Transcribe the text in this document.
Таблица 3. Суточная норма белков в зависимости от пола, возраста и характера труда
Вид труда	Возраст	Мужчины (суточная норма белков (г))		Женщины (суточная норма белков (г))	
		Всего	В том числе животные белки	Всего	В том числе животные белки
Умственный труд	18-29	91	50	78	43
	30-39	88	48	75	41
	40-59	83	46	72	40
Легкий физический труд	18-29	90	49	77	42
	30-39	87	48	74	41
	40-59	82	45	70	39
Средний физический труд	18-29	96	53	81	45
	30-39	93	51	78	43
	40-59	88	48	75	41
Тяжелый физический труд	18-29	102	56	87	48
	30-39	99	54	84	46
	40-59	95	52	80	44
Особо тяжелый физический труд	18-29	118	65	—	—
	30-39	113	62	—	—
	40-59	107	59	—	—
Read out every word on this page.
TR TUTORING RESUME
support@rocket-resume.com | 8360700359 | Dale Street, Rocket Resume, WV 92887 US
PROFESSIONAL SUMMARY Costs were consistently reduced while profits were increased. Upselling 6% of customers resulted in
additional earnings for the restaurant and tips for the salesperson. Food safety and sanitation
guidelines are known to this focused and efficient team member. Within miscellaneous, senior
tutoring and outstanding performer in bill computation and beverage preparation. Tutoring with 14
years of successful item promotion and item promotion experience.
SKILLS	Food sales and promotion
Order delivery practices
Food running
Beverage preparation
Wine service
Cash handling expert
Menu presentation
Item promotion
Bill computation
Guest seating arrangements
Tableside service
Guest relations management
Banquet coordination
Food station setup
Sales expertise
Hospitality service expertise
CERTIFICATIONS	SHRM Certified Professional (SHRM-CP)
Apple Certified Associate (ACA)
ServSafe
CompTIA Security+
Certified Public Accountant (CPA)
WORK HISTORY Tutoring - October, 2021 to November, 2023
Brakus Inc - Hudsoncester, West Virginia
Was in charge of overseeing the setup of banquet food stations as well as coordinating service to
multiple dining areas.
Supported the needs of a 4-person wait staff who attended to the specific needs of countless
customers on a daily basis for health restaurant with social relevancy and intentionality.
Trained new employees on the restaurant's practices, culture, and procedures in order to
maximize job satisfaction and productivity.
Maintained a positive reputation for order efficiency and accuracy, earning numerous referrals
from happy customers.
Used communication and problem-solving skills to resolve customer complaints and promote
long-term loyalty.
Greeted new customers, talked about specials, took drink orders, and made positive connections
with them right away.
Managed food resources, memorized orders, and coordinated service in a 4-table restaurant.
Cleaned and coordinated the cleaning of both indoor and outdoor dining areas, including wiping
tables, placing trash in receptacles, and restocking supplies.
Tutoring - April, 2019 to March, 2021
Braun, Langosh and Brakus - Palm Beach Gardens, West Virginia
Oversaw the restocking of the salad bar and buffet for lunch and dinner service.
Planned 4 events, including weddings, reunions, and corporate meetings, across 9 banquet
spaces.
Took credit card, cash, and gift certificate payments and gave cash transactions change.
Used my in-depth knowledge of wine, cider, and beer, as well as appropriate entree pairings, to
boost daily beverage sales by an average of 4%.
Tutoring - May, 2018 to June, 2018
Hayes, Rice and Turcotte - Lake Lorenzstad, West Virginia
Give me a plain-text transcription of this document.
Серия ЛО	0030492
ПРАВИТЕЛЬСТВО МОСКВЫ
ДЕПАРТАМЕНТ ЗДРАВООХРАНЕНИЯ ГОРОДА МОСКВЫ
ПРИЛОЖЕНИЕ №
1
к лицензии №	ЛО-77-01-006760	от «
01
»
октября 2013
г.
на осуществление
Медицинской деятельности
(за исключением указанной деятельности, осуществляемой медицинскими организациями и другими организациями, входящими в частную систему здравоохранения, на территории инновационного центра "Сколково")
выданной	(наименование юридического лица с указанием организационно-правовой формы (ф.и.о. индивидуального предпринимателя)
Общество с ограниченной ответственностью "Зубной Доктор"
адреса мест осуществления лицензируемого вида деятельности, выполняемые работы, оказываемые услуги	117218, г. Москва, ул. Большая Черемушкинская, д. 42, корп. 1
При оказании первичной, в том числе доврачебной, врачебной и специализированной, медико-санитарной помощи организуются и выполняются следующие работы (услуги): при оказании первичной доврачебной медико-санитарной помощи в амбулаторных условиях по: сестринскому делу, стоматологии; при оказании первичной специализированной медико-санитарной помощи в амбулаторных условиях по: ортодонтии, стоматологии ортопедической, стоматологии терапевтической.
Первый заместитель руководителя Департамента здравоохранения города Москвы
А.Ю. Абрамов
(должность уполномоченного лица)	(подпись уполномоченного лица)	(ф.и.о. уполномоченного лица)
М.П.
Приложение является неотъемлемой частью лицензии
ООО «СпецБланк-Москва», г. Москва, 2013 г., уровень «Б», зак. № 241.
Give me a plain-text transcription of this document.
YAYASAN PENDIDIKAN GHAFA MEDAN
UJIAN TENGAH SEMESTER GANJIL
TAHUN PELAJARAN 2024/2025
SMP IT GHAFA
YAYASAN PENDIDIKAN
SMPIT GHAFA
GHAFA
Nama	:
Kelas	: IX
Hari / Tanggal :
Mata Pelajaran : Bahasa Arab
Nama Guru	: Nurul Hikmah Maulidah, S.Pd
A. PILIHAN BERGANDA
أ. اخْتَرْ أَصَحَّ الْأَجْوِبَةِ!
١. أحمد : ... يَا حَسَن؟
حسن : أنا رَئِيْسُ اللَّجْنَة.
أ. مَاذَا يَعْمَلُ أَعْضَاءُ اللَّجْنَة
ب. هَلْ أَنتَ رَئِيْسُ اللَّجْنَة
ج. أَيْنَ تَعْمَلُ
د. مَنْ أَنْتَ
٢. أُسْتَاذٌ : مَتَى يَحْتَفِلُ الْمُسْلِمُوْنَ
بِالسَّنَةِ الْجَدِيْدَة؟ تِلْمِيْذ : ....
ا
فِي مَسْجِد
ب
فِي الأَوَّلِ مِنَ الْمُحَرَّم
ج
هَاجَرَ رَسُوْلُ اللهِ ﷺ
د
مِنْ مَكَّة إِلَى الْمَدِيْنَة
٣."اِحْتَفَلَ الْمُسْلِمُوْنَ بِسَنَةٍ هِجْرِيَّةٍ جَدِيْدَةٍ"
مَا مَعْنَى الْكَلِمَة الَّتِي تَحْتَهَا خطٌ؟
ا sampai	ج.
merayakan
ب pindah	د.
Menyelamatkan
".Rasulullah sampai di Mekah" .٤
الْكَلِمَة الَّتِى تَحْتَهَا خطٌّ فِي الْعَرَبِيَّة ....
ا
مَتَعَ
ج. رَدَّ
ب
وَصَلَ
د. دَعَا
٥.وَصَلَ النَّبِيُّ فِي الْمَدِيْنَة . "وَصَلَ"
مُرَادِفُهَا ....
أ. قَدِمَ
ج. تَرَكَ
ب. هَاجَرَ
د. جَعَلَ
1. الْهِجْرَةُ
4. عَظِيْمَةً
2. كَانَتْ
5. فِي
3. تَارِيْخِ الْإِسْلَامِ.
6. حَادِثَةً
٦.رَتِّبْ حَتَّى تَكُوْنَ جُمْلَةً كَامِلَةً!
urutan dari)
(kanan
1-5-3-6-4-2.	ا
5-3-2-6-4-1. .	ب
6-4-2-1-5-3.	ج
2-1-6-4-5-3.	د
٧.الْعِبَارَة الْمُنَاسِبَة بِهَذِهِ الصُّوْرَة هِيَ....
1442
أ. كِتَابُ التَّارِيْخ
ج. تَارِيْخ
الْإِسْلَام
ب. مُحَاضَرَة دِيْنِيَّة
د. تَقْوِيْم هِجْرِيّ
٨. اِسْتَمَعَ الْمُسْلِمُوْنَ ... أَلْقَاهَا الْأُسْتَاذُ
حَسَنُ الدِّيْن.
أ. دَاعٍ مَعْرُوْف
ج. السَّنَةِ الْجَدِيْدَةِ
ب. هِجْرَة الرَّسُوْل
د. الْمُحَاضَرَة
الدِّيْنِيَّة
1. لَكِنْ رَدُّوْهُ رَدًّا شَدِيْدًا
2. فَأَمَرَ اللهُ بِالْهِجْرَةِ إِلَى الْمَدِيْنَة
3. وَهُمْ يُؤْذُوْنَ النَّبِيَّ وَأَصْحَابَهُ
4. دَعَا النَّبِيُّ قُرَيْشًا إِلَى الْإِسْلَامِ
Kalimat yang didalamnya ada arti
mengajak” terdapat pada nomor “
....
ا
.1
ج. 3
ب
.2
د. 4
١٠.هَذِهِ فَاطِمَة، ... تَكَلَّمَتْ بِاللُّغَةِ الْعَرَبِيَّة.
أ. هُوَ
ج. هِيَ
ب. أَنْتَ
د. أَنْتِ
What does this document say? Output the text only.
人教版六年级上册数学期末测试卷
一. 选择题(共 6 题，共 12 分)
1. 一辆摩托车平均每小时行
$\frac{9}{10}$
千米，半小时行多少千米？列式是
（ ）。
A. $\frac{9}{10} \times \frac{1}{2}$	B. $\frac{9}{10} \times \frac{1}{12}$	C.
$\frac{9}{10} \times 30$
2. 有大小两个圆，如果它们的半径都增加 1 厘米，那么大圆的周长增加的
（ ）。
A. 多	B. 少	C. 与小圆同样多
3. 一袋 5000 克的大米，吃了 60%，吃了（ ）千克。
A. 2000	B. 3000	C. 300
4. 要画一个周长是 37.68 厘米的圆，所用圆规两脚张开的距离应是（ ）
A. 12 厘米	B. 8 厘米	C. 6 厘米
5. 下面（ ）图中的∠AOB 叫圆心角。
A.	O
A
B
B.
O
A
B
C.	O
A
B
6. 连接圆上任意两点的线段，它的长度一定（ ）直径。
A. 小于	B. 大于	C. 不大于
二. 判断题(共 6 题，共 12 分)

## EXERCISE DESCRIPTION
Extract every line that has the string "деятельности" in it.

## WRITTEN REPLY
Медицинской деятельности
(за исключением указанной деятельности, осуществляемой медицинскими организациями и другими организациями, входящими в частную систему здравоохранения, на территории инновационного центра "Сколково")
адреса мест осуществления лицензируемого вида деятельности, выполняемые работы, оказываемые услуги	117218, г. Москва, ул. Большая Черемушкинская, д. 42, корп. 1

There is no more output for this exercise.